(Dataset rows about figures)

☆ ☆ ☆ ☆ ☆

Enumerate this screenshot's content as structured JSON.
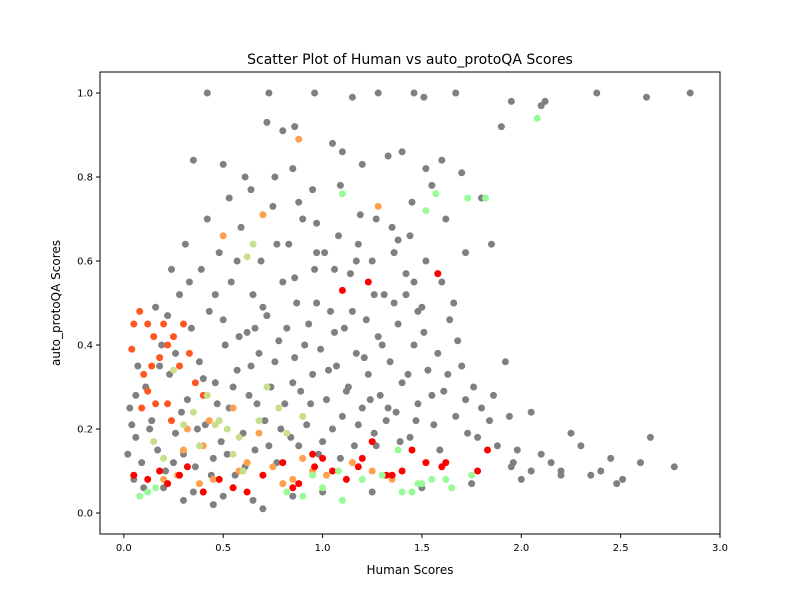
{
  "chart_data": {
    "type": "scatter",
    "title": "Scatter Plot of Human vs auto_protoQA Scores",
    "xlabel": "Human Scores",
    "ylabel": "auto_protoQA Scores",
    "xlim": [
      -0.12,
      3.0
    ],
    "ylim": [
      -0.05,
      1.05
    ],
    "x_ticks": [
      "0.0",
      "0.5",
      "1.0",
      "1.5",
      "2.0",
      "2.5",
      "3.0"
    ],
    "y_ticks": [
      "0.0",
      "0.2",
      "0.4",
      "0.6",
      "0.8",
      "1.0"
    ],
    "grid": false,
    "legend": "none",
    "colors": {
      "gray": "#808080",
      "red": "#ff0000",
      "orange_red": "#ff5722",
      "orange": "#ffa04d",
      "yellow_green": "#c8e08c",
      "light_green": "#98fb98"
    },
    "series": [
      {
        "color": "#808080",
        "x": [
          0.42,
          0.73,
          0.96,
          1.15,
          1.28,
          1.46,
          1.51,
          1.67,
          2.38,
          2.85,
          2.63,
          2.1,
          2.12,
          1.95,
          1.9,
          0.72,
          0.86,
          0.8,
          1.05,
          1.1,
          1.2,
          1.33,
          1.52,
          1.6,
          1.7,
          0.35,
          0.5,
          0.61,
          0.85,
          0.95,
          1.4,
          1.55,
          1.8,
          1.45,
          1.85,
          1.38,
          1.6,
          1.42,
          1.48,
          2.05,
          2.25,
          2.3,
          2.48,
          2.6,
          2.77,
          2.51,
          1.98,
          2.1,
          2.15,
          2.45,
          2.35,
          1.95,
          2.05,
          2.65,
          2.2
        ],
        "y": [
          1.0,
          1.0,
          1.0,
          0.99,
          1.0,
          1.0,
          0.99,
          1.0,
          1.0,
          1.0,
          0.99,
          0.97,
          0.98,
          0.98,
          0.92,
          0.93,
          0.92,
          0.91,
          0.88,
          0.86,
          0.83,
          0.85,
          0.82,
          0.84,
          0.81,
          0.84,
          0.83,
          0.8,
          0.82,
          0.77,
          0.86,
          0.78,
          0.75,
          0.74,
          0.64,
          0.65,
          0.55,
          0.52,
          0.48,
          0.24,
          0.19,
          0.16,
          0.07,
          0.12,
          0.11,
          0.08,
          0.15,
          0.14,
          0.12,
          0.13,
          0.09,
          0.11,
          0.1,
          0.18,
          0.1
        ]
      },
      {
        "color": "#ff5722",
        "x": [
          0.08,
          0.12,
          0.05,
          0.04,
          0.15,
          0.2,
          0.22,
          0.25,
          0.3,
          0.33,
          0.18,
          0.1,
          0.12,
          0.28,
          0.36,
          0.16,
          0.22,
          0.4,
          0.09,
          0.14,
          0.24
        ],
        "y": [
          0.48,
          0.45,
          0.45,
          0.39,
          0.42,
          0.45,
          0.4,
          0.42,
          0.45,
          0.38,
          0.37,
          0.33,
          0.29,
          0.35,
          0.31,
          0.26,
          0.26,
          0.28,
          0.25,
          0.35,
          0.22
        ]
      },
      {
        "color": "#ffa04d",
        "x": [
          0.88,
          1.28,
          0.5,
          0.7,
          0.2,
          0.27,
          0.38,
          0.45,
          0.58,
          0.62,
          0.75,
          0.85,
          0.95,
          1.02,
          1.15,
          1.25,
          0.32,
          0.43,
          0.55,
          0.68,
          0.9,
          1.35,
          0.4,
          0.8,
          0.3
        ],
        "y": [
          0.89,
          0.73,
          0.66,
          0.71,
          0.08,
          0.09,
          0.07,
          0.08,
          0.1,
          0.12,
          0.11,
          0.08,
          0.1,
          0.09,
          0.12,
          0.1,
          0.2,
          0.22,
          0.25,
          0.19,
          0.13,
          0.08,
          0.16,
          0.07,
          0.15
        ]
      },
      {
        "color": "#ff0000",
        "x": [
          1.1,
          1.23,
          1.58,
          0.05,
          0.12,
          0.18,
          0.22,
          0.28,
          0.32,
          0.4,
          0.48,
          0.55,
          0.62,
          0.7,
          0.8,
          0.88,
          0.96,
          1.0,
          1.05,
          1.12,
          1.18,
          1.25,
          1.32,
          1.4,
          1.45,
          1.52,
          1.6,
          1.62,
          1.78,
          1.83,
          0.85,
          1.2,
          1.35,
          0.95
        ],
        "y": [
          0.53,
          0.55,
          0.57,
          0.09,
          0.08,
          0.1,
          0.07,
          0.09,
          0.11,
          0.05,
          0.08,
          0.06,
          0.05,
          0.09,
          0.12,
          0.07,
          0.11,
          0.13,
          0.1,
          0.08,
          0.11,
          0.17,
          0.09,
          0.1,
          0.15,
          0.12,
          0.11,
          0.12,
          0.1,
          0.15,
          0.06,
          0.13,
          0.09,
          0.14
        ]
      },
      {
        "color": "#c8e08c",
        "x": [
          0.62,
          0.65,
          0.25,
          0.3,
          0.35,
          0.42,
          0.48,
          0.52,
          0.58,
          0.68,
          0.72,
          0.78,
          0.82,
          0.9,
          0.15,
          0.2,
          0.38,
          0.55,
          0.46,
          0.6
        ],
        "y": [
          0.61,
          0.64,
          0.34,
          0.21,
          0.24,
          0.28,
          0.22,
          0.2,
          0.18,
          0.22,
          0.3,
          0.25,
          0.19,
          0.23,
          0.17,
          0.13,
          0.16,
          0.14,
          0.21,
          0.1
        ]
      },
      {
        "color": "#98fb98",
        "x": [
          2.08,
          1.82,
          1.73,
          1.57,
          1.52,
          1.1,
          1.38,
          1.48,
          1.45,
          1.55,
          1.65,
          1.75,
          0.08,
          0.12,
          0.16,
          0.82,
          0.9,
          1.0,
          1.1,
          1.2,
          1.3,
          1.4,
          1.5,
          1.62,
          0.95,
          1.08
        ],
        "y": [
          0.94,
          0.75,
          0.75,
          0.76,
          0.72,
          0.76,
          0.15,
          0.07,
          0.05,
          0.08,
          0.06,
          0.09,
          0.04,
          0.05,
          0.06,
          0.05,
          0.04,
          0.06,
          0.03,
          0.08,
          0.09,
          0.05,
          0.07,
          0.08,
          0.09,
          0.1
        ]
      }
    ],
    "background_cloud": {
      "color": "#808080",
      "points": [
        [
          0.03,
          0.25
        ],
        [
          0.06,
          0.18
        ],
        [
          0.09,
          0.12
        ],
        [
          0.11,
          0.3
        ],
        [
          0.14,
          0.22
        ],
        [
          0.17,
          0.15
        ],
        [
          0.19,
          0.4
        ],
        [
          0.21,
          0.1
        ],
        [
          0.23,
          0.33
        ],
        [
          0.26,
          0.19
        ],
        [
          0.28,
          0.52
        ],
        [
          0.3,
          0.14
        ],
        [
          0.32,
          0.27
        ],
        [
          0.34,
          0.44
        ],
        [
          0.36,
          0.11
        ],
        [
          0.38,
          0.36
        ],
        [
          0.39,
          0.58
        ],
        [
          0.41,
          0.21
        ],
        [
          0.43,
          0.48
        ],
        [
          0.45,
          0.13
        ],
        [
          0.46,
          0.31
        ],
        [
          0.48,
          0.62
        ],
        [
          0.49,
          0.17
        ],
        [
          0.51,
          0.4
        ],
        [
          0.53,
          0.25
        ],
        [
          0.54,
          0.55
        ],
        [
          0.56,
          0.09
        ],
        [
          0.57,
          0.34
        ],
        [
          0.59,
          0.68
        ],
        [
          0.6,
          0.19
        ],
        [
          0.62,
          0.43
        ],
        [
          0.63,
          0.28
        ],
        [
          0.65,
          0.52
        ],
        [
          0.66,
          0.15
        ],
        [
          0.68,
          0.38
        ],
        [
          0.69,
          0.6
        ],
        [
          0.71,
          0.22
        ],
        [
          0.72,
          0.47
        ],
        [
          0.74,
          0.3
        ],
        [
          0.75,
          0.73
        ],
        [
          0.77,
          0.12
        ],
        [
          0.78,
          0.41
        ],
        [
          0.8,
          0.55
        ],
        [
          0.81,
          0.26
        ],
        [
          0.83,
          0.64
        ],
        [
          0.84,
          0.18
        ],
        [
          0.86,
          0.37
        ],
        [
          0.87,
          0.5
        ],
        [
          0.89,
          0.29
        ],
        [
          0.9,
          0.7
        ],
        [
          0.92,
          0.21
        ],
        [
          0.93,
          0.45
        ],
        [
          0.95,
          0.33
        ],
        [
          0.96,
          0.58
        ],
        [
          0.98,
          0.14
        ],
        [
          0.99,
          0.39
        ],
        [
          1.01,
          0.62
        ],
        [
          1.02,
          0.27
        ],
        [
          1.04,
          0.48
        ],
        [
          1.05,
          0.2
        ],
        [
          1.07,
          0.35
        ],
        [
          1.08,
          0.66
        ],
        [
          1.1,
          0.23
        ],
        [
          1.11,
          0.44
        ],
        [
          1.13,
          0.3
        ],
        [
          1.14,
          0.57
        ],
        [
          1.16,
          0.16
        ],
        [
          1.17,
          0.38
        ],
        [
          1.19,
          0.71
        ],
        [
          1.2,
          0.25
        ],
        [
          1.22,
          0.46
        ],
        [
          1.23,
          0.33
        ],
        [
          1.25,
          0.6
        ],
        [
          1.26,
          0.19
        ],
        [
          1.28,
          0.42
        ],
        [
          1.29,
          0.28
        ],
        [
          1.31,
          0.52
        ],
        [
          1.32,
          0.22
        ],
        [
          1.34,
          0.36
        ],
        [
          1.35,
          0.68
        ],
        [
          1.37,
          0.24
        ],
        [
          1.38,
          0.45
        ],
        [
          1.4,
          0.31
        ],
        [
          1.42,
          0.57
        ],
        [
          1.44,
          0.18
        ],
        [
          1.46,
          0.4
        ],
        [
          1.48,
          0.26
        ],
        [
          1.5,
          0.49
        ],
        [
          1.53,
          0.34
        ],
        [
          1.56,
          0.21
        ],
        [
          1.58,
          0.38
        ],
        [
          1.61,
          0.29
        ],
        [
          1.64,
          0.46
        ],
        [
          1.67,
          0.23
        ],
        [
          1.7,
          0.35
        ],
        [
          1.73,
          0.19
        ],
        [
          1.76,
          0.3
        ],
        [
          1.8,
          0.25
        ],
        [
          1.84,
          0.22
        ],
        [
          1.88,
          0.16
        ],
        [
          1.92,
          0.36
        ],
        [
          1.96,
          0.12
        ],
        [
          0.05,
          0.08
        ],
        [
          0.1,
          0.06
        ],
        [
          0.13,
          0.2
        ],
        [
          0.18,
          0.35
        ],
        [
          0.22,
          0.47
        ],
        [
          0.25,
          0.12
        ],
        [
          0.29,
          0.24
        ],
        [
          0.33,
          0.55
        ],
        [
          0.37,
          0.2
        ],
        [
          0.4,
          0.32
        ],
        [
          0.44,
          0.09
        ],
        [
          0.47,
          0.26
        ],
        [
          0.5,
          0.46
        ],
        [
          0.52,
          0.14
        ],
        [
          0.55,
          0.3
        ],
        [
          0.58,
          0.42
        ],
        [
          0.61,
          0.11
        ],
        [
          0.64,
          0.35
        ],
        [
          0.67,
          0.26
        ],
        [
          0.7,
          0.49
        ],
        [
          0.73,
          0.16
        ],
        [
          0.76,
          0.36
        ],
        [
          0.79,
          0.2
        ],
        [
          0.82,
          0.44
        ],
        [
          0.85,
          0.31
        ],
        [
          0.88,
          0.16
        ],
        [
          0.91,
          0.4
        ],
        [
          0.94,
          0.26
        ],
        [
          0.97,
          0.5
        ],
        [
          1.0,
          0.17
        ],
        [
          1.03,
          0.34
        ],
        [
          1.06,
          0.43
        ],
        [
          1.09,
          0.13
        ],
        [
          1.12,
          0.29
        ],
        [
          1.15,
          0.48
        ],
        [
          1.18,
          0.21
        ],
        [
          1.21,
          0.37
        ],
        [
          1.24,
          0.27
        ],
        [
          1.27,
          0.16
        ],
        [
          1.3,
          0.4
        ],
        [
          1.33,
          0.25
        ],
        [
          1.36,
          0.5
        ],
        [
          1.39,
          0.17
        ],
        [
          1.43,
          0.33
        ],
        [
          1.47,
          0.22
        ],
        [
          1.51,
          0.43
        ],
        [
          1.55,
          0.28
        ],
        [
          1.59,
          0.15
        ],
        [
          1.63,
          0.33
        ],
        [
          1.68,
          0.41
        ],
        [
          1.72,
          0.27
        ],
        [
          1.78,
          0.18
        ],
        [
          1.86,
          0.28
        ],
        [
          1.94,
          0.23
        ],
        [
          0.07,
          0.35
        ],
        [
          0.16,
          0.49
        ],
        [
          0.24,
          0.58
        ],
        [
          0.31,
          0.64
        ],
        [
          0.42,
          0.7
        ],
        [
          0.53,
          0.75
        ],
        [
          0.64,
          0.77
        ],
        [
          0.76,
          0.8
        ],
        [
          0.88,
          0.74
        ],
        [
          0.97,
          0.69
        ],
        [
          1.09,
          0.78
        ],
        [
          1.18,
          0.64
        ],
        [
          1.27,
          0.7
        ],
        [
          1.36,
          0.62
        ],
        [
          1.44,
          0.66
        ],
        [
          1.52,
          0.6
        ],
        [
          1.62,
          0.7
        ],
        [
          1.72,
          0.62
        ],
        [
          0.2,
          0.06
        ],
        [
          0.35,
          0.05
        ],
        [
          0.5,
          0.04
        ],
        [
          0.65,
          0.03
        ],
        [
          0.7,
          0.01
        ],
        [
          0.45,
          0.02
        ],
        [
          0.3,
          0.03
        ],
        [
          0.85,
          0.04
        ],
        [
          1.0,
          0.05
        ],
        [
          1.25,
          0.05
        ],
        [
          1.5,
          0.06
        ],
        [
          1.75,
          0.07
        ],
        [
          2.0,
          0.08
        ],
        [
          2.2,
          0.09
        ],
        [
          2.4,
          0.1
        ],
        [
          0.02,
          0.14
        ],
        [
          0.04,
          0.21
        ],
        [
          0.06,
          0.28
        ],
        [
          0.26,
          0.38
        ],
        [
          0.46,
          0.52
        ],
        [
          0.66,
          0.44
        ],
        [
          0.86,
          0.56
        ],
        [
          1.06,
          0.58
        ],
        [
          1.26,
          0.52
        ],
        [
          1.46,
          0.55
        ],
        [
          1.66,
          0.5
        ],
        [
          0.57,
          0.6
        ],
        [
          0.77,
          0.64
        ],
        [
          0.97,
          0.62
        ],
        [
          1.17,
          0.6
        ]
      ]
    }
  }
}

☆ ☆ ☆ ☆ ☆

Copy out each line of the data where the string "Human" appears.

    "title": "Scatter Plot of Human vs auto_protoQA Scores",
    "xlabel": "Human Scores",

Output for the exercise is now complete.